Return unchanged every line from the start of the data through the line that contains "q16-option-c: C. 电路的总电阻变小: [286, 469, 549, 502]", including both.

RECORD SET »
§ §

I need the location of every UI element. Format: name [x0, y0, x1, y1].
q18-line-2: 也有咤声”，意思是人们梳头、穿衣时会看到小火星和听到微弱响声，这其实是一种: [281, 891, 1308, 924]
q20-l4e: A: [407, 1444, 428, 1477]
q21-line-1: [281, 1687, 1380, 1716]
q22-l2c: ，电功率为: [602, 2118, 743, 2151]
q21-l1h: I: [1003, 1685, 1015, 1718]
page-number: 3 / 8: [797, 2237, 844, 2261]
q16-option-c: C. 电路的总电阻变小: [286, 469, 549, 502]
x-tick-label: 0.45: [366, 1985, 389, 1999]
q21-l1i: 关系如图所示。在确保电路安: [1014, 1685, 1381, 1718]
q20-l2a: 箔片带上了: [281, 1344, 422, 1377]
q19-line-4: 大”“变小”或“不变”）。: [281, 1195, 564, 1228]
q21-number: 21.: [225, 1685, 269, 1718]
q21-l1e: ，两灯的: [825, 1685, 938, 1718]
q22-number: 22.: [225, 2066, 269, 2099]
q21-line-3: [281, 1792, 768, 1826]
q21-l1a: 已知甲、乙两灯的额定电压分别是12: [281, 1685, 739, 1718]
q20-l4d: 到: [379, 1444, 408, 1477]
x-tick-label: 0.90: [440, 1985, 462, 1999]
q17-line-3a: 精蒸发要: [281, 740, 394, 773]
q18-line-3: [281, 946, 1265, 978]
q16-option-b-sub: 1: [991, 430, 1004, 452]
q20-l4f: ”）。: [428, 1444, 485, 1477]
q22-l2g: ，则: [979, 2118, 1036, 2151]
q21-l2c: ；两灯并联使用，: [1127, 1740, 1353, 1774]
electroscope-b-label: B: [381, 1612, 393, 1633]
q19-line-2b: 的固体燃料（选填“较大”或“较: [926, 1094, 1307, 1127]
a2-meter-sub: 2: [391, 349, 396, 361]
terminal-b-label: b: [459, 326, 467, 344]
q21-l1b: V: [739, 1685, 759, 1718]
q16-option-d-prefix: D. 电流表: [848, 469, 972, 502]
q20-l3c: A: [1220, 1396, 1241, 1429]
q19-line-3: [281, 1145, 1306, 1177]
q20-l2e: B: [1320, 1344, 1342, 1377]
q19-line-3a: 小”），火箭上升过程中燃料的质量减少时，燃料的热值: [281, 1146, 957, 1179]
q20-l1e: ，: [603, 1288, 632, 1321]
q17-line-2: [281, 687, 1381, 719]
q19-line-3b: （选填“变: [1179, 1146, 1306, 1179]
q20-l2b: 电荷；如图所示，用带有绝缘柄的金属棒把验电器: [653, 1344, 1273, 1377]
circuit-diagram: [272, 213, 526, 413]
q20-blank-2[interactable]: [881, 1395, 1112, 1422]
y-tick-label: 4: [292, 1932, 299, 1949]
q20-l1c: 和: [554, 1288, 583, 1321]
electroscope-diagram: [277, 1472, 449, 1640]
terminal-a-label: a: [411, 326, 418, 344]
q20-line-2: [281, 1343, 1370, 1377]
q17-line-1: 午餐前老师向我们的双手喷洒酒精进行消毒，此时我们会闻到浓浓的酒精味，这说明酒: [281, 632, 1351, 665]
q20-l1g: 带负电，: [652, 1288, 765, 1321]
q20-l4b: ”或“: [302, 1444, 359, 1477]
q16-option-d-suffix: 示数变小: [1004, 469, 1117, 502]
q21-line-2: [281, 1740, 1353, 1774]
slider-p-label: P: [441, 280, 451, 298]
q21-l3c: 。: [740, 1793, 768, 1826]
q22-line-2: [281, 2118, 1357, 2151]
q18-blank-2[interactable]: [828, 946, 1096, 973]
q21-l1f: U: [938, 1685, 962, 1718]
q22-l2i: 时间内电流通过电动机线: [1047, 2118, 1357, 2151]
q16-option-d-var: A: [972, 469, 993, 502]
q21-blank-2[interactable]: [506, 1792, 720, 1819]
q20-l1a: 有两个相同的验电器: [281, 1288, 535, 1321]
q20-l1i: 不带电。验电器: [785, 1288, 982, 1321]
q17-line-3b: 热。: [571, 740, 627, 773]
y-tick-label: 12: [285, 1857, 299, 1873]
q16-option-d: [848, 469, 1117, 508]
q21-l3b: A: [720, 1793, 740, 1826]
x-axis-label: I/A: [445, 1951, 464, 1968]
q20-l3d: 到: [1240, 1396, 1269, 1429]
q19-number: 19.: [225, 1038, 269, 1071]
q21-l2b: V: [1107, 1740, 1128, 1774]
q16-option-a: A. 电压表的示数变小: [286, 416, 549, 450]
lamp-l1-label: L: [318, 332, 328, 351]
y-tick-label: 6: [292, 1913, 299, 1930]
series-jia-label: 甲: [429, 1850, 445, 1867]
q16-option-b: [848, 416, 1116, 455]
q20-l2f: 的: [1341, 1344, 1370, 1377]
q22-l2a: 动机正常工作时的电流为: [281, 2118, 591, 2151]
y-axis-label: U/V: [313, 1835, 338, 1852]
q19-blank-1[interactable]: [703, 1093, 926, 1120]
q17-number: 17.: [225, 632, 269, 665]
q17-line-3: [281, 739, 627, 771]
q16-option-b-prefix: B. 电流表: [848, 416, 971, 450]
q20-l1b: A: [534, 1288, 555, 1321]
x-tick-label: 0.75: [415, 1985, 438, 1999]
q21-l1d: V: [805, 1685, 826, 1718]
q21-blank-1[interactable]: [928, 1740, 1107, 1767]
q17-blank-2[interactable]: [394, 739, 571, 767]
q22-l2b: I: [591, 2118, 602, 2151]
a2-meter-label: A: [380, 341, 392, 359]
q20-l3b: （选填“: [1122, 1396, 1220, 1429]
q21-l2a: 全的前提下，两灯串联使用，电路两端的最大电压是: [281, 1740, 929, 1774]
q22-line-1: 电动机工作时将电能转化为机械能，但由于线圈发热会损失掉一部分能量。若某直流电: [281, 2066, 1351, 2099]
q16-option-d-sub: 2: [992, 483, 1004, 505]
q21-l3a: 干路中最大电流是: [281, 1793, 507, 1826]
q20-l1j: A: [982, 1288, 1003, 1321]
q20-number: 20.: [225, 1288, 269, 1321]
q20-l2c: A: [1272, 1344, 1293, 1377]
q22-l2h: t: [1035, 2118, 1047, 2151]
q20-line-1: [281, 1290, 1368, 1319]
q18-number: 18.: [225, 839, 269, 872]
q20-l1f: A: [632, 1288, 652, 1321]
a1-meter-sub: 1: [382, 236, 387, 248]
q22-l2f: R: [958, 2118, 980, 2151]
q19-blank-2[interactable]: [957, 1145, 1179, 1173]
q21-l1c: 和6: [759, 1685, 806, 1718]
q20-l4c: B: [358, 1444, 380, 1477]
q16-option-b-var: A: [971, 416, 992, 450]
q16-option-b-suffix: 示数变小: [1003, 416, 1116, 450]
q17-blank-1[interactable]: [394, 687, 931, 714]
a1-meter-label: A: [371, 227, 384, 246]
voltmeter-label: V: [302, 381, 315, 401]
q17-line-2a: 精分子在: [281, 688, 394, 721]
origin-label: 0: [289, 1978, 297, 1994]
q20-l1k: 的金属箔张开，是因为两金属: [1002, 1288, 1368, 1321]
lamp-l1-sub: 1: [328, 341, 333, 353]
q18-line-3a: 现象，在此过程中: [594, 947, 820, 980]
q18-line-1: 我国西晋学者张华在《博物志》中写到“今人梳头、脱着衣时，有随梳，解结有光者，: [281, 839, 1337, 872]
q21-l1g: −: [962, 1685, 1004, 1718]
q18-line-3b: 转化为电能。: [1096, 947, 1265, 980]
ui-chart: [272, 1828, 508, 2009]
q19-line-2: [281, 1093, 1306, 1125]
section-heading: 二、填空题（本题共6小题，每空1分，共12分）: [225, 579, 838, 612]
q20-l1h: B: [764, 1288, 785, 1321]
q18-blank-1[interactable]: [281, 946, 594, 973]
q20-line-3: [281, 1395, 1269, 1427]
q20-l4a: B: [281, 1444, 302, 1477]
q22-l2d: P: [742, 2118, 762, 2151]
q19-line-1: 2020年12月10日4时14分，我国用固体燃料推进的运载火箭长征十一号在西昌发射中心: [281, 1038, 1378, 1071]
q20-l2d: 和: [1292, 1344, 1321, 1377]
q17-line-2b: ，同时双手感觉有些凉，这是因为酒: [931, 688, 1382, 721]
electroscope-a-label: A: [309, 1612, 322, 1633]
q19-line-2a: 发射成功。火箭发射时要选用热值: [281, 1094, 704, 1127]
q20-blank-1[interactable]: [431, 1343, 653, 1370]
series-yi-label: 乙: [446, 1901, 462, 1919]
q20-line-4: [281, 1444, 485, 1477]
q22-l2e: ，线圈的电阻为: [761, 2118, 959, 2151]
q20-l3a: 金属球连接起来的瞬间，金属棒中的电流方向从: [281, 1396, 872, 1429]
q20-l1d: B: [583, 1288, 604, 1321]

§ §

SOLVED PROBLEM »
I need the location of every UI element. Format: name [x0, y0, x1, y1].
q18-line-2: 也有咤声”，意思是人们梳头、穿衣时会看到小火星和听到微弱响声，这其实是一种: [281, 891, 1308, 924]
q20-l4e: A: [407, 1444, 428, 1477]
q21-line-1: [281, 1687, 1380, 1716]
q22-l2c: ，电功率为: [602, 2118, 743, 2151]
q21-l1h: I: [1003, 1685, 1015, 1718]
page-number: 3 / 8: [797, 2237, 844, 2261]
q16-option-c: C. 电路的总电阻变小: [286, 469, 549, 502]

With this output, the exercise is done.